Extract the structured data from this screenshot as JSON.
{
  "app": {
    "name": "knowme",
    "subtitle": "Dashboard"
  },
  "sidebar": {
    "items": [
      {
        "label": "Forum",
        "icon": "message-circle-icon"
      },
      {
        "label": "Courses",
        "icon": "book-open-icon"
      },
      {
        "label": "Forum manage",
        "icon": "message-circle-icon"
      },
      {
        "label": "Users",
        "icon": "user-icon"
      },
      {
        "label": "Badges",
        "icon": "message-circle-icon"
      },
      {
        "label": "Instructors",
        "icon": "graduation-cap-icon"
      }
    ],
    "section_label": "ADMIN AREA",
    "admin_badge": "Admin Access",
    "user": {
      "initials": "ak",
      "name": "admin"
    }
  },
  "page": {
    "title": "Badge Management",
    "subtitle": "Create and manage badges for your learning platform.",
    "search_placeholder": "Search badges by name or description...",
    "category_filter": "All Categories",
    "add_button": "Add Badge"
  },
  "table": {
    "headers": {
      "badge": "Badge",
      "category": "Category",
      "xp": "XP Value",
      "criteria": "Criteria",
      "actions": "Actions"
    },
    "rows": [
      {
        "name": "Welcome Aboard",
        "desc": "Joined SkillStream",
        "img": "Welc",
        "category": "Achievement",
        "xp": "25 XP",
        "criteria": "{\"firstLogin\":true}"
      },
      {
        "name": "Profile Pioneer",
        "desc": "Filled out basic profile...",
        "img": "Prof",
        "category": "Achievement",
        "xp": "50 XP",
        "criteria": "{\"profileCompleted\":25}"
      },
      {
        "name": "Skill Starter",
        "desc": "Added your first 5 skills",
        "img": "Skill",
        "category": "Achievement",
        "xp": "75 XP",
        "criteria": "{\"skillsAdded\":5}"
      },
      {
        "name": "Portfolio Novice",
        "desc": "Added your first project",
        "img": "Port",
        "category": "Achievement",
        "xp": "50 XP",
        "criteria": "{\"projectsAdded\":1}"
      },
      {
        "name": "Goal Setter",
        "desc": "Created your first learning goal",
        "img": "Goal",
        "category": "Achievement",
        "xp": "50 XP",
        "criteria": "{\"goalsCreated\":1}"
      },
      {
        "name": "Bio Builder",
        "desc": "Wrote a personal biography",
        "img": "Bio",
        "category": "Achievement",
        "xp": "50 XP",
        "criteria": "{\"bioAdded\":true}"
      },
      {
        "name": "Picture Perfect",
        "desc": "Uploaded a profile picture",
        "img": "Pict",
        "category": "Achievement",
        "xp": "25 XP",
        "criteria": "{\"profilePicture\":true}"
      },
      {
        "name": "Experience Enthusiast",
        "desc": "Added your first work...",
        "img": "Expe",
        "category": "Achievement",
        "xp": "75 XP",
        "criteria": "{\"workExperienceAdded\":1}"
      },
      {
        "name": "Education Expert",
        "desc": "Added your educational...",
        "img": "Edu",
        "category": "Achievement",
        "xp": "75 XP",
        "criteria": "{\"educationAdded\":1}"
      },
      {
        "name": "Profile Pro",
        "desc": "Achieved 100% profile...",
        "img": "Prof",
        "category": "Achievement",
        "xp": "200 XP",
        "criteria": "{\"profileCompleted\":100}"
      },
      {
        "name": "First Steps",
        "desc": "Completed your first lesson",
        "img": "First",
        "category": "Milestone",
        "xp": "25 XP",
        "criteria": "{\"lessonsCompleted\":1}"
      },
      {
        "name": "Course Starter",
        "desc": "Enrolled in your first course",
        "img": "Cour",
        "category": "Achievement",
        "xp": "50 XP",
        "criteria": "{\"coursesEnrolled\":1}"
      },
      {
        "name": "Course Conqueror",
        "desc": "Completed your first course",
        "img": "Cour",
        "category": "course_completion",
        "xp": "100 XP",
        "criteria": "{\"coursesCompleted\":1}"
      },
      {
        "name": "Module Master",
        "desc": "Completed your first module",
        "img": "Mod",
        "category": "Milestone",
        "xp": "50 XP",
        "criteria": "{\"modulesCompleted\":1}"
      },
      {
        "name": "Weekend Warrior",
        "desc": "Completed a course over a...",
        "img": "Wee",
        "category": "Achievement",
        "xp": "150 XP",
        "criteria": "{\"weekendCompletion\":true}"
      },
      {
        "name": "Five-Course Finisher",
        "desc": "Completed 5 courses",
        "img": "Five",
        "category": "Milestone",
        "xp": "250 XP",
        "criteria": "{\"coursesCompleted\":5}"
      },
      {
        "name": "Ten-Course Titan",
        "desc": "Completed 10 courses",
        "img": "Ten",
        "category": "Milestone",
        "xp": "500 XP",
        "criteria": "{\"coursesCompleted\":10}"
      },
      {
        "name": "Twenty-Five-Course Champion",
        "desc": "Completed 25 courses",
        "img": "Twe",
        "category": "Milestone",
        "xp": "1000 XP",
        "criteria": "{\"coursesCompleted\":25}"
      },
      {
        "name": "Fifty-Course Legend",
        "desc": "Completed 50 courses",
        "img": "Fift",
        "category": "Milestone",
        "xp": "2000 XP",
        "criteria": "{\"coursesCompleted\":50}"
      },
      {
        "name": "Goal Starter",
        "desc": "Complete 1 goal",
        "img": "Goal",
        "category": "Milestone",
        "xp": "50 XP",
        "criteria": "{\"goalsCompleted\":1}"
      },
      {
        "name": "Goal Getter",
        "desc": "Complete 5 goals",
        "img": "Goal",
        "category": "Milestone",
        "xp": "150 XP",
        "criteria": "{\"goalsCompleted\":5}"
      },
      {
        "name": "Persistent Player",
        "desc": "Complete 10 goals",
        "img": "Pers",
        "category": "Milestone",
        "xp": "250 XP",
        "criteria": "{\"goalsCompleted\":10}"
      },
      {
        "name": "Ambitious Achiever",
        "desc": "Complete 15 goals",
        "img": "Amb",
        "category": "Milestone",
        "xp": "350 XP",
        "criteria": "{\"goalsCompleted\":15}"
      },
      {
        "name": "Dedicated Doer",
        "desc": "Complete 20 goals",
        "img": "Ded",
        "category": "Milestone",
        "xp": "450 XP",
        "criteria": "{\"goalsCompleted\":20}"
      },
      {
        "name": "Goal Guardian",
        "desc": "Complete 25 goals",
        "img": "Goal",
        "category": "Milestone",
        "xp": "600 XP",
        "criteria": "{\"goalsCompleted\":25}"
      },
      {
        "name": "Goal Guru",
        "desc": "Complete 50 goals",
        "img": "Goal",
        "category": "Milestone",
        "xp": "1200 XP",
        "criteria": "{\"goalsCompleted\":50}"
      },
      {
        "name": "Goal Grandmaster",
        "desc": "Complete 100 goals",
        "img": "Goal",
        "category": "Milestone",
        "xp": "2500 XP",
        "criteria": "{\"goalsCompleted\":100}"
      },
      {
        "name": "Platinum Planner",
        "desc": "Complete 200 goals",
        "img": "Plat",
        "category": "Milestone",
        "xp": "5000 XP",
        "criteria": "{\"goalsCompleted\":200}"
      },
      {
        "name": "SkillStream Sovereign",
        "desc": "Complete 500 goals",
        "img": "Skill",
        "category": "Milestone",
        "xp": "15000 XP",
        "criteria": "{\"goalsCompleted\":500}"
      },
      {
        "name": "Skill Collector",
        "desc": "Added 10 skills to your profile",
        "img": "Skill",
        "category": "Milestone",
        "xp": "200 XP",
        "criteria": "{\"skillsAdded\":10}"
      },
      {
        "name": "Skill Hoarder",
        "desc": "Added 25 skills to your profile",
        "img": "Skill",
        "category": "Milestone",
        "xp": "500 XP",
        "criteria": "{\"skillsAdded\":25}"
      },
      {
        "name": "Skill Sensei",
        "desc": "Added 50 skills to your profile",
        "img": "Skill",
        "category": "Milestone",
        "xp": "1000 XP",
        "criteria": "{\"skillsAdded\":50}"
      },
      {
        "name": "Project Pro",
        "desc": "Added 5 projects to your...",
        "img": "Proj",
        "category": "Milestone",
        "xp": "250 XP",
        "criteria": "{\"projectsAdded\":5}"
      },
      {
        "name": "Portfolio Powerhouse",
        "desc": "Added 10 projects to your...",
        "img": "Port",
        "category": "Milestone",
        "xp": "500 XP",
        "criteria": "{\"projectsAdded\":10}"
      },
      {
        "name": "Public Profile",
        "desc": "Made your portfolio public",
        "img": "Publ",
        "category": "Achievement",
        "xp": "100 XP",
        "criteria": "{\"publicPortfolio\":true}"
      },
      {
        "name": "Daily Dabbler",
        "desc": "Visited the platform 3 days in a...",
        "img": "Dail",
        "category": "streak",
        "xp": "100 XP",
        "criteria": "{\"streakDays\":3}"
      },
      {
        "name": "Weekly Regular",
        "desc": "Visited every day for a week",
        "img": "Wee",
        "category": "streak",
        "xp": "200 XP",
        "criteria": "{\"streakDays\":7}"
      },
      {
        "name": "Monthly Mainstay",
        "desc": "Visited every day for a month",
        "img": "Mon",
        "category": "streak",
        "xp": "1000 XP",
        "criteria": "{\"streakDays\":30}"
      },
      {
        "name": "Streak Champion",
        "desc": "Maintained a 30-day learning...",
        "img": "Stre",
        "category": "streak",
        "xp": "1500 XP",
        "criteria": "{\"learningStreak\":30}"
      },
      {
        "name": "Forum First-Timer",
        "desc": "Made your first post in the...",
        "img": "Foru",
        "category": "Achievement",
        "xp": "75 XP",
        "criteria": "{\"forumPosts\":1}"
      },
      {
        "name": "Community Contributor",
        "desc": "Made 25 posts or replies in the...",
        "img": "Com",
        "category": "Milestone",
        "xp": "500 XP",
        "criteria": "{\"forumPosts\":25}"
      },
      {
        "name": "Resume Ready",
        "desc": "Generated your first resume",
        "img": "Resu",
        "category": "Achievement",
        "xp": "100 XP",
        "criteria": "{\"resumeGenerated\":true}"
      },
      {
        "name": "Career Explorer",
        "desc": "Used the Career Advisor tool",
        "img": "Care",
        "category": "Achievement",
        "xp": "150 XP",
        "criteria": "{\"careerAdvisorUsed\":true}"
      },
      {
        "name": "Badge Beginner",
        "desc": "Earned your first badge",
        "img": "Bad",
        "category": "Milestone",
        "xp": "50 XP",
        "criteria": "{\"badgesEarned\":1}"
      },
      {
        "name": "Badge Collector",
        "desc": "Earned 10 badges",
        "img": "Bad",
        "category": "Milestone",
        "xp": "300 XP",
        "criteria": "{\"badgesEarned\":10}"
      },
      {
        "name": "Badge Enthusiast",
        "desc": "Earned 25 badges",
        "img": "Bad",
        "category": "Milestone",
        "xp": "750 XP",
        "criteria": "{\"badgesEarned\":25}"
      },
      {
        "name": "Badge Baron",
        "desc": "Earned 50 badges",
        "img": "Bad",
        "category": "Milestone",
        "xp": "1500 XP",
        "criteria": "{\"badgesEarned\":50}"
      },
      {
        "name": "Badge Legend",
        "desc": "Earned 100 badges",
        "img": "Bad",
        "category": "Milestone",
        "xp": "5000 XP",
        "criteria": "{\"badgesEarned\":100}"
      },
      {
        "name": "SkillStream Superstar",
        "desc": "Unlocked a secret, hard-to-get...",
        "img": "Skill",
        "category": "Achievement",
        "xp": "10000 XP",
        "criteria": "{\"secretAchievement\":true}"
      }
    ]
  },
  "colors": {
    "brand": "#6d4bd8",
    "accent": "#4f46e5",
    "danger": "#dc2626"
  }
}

■ ■ ■

Exercise: In the records above, find each line that holds the word "Legend"; copy all such lines.

Worked answer:
        "name": "Fifty-Course Legend",
        "name": "Badge Legend",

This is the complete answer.